What you have to do —
A single number is required: the count of lines in the following entries that include the word "sublabel".

Listed entries —

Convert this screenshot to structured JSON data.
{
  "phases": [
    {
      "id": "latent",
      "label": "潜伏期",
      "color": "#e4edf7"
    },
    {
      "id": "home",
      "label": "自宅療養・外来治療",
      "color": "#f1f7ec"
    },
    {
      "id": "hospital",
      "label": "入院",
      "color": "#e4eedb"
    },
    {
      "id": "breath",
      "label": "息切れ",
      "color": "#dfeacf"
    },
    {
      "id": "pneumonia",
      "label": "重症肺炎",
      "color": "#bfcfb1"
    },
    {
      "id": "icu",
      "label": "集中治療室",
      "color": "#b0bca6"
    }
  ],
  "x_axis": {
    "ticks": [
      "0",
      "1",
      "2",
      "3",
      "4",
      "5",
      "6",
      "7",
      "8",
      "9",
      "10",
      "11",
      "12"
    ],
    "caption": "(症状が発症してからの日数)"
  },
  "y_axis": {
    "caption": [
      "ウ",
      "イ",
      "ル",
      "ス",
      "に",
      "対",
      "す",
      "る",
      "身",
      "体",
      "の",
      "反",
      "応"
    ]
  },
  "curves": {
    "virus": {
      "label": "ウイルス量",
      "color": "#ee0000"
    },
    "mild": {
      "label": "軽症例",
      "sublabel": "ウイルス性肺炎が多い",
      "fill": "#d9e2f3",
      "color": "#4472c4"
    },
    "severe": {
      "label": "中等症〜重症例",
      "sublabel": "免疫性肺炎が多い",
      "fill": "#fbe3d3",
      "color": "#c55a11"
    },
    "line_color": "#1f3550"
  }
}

Task result —
2